§ **Task prompt**:
Go through the data below. List every line that holds the word "gifted".

§ **Working data**:
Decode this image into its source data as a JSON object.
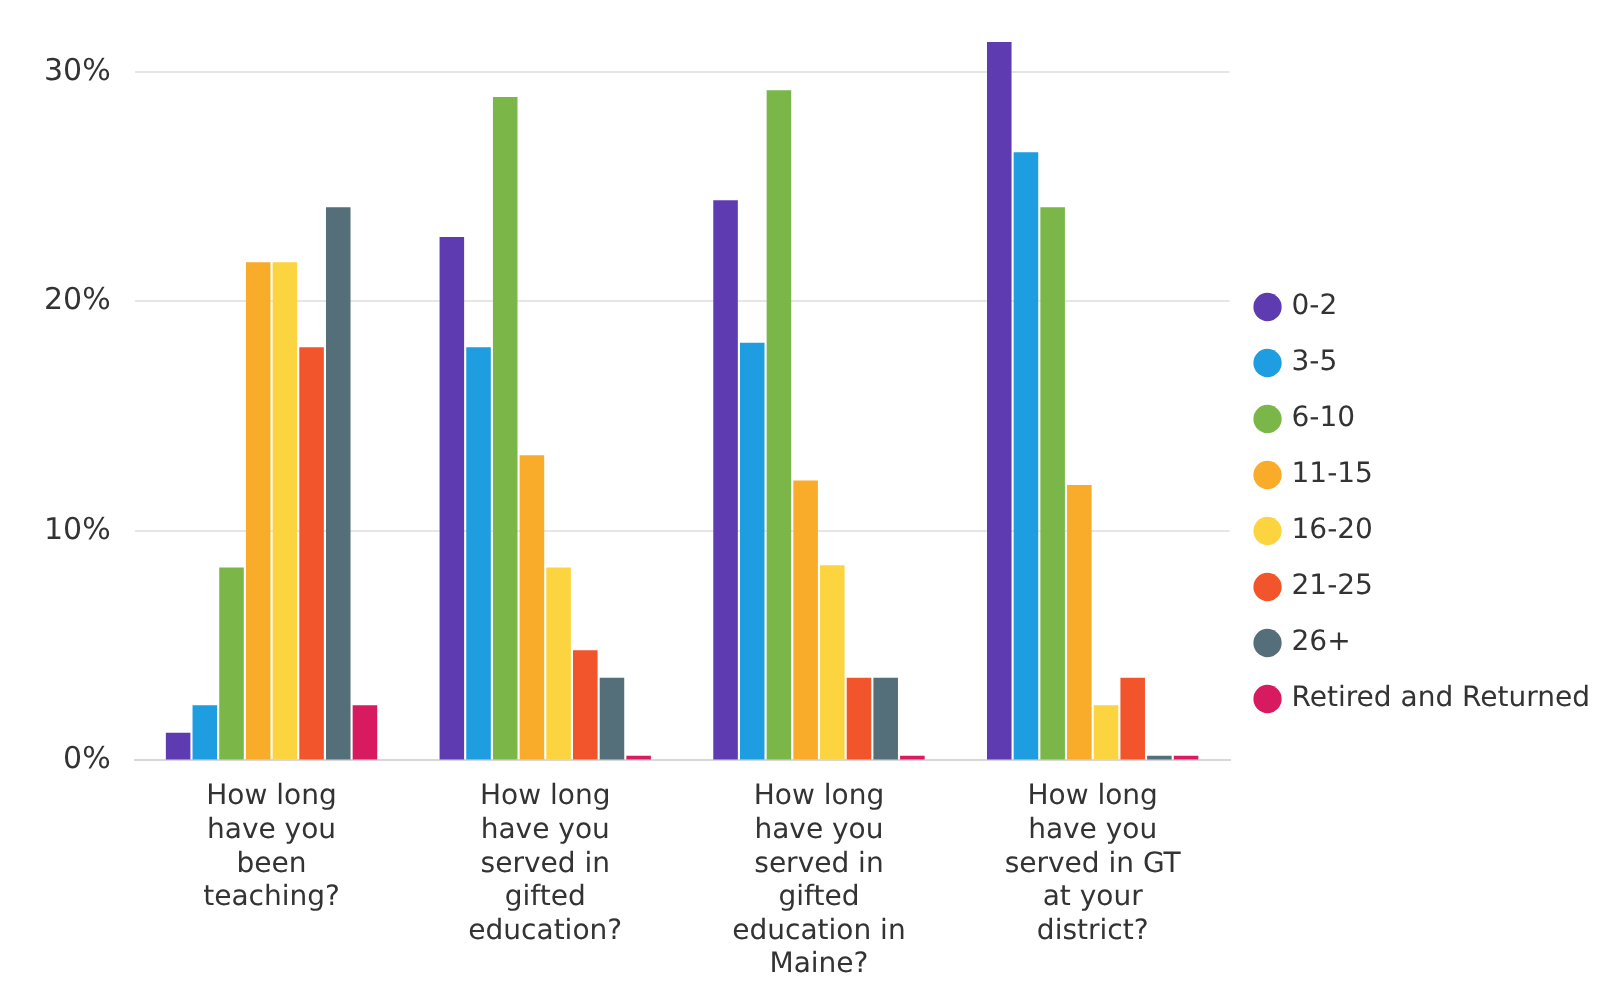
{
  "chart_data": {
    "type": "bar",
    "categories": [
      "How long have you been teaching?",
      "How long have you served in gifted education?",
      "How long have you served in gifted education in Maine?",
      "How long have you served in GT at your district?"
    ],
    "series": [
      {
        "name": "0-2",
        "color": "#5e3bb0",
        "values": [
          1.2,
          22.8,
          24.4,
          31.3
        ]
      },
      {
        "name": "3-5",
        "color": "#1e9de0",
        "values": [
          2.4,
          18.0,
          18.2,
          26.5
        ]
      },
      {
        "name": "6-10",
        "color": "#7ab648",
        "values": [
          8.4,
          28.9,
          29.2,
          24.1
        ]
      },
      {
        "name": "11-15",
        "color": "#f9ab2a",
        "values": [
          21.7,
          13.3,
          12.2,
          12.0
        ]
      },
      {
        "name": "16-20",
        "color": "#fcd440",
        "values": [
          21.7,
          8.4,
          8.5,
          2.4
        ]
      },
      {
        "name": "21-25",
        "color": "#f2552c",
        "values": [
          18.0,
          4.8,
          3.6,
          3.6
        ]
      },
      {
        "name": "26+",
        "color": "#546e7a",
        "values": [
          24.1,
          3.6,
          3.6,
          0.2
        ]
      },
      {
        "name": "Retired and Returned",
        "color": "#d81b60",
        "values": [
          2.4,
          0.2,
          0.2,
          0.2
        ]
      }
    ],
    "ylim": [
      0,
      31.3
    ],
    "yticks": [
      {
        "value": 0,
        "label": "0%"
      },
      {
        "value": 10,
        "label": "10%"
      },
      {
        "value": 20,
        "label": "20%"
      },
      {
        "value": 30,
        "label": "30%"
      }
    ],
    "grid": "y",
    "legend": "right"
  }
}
--
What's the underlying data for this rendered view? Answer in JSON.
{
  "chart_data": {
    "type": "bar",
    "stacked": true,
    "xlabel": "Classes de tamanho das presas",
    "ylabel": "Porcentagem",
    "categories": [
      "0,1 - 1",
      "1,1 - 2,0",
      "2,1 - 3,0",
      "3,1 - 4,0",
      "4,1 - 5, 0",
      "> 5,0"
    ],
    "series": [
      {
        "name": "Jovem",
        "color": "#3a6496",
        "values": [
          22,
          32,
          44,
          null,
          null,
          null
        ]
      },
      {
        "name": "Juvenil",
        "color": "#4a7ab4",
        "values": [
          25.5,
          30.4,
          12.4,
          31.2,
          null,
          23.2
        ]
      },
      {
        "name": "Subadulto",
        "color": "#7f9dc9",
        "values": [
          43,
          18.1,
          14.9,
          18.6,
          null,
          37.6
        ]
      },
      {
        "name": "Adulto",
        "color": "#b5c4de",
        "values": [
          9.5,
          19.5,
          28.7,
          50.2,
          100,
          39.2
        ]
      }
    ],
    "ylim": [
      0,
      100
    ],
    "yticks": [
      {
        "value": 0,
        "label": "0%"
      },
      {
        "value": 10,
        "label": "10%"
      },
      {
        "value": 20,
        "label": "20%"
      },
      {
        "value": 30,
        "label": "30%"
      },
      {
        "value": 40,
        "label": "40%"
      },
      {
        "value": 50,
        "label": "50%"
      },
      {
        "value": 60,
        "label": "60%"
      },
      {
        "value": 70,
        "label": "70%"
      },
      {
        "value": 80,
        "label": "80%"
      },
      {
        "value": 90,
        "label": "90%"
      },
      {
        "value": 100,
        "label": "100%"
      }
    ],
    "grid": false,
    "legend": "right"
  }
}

§ **Full solution**:
      "How long have you served in gifted education?",
      "How long have you served in gifted education in Maine?",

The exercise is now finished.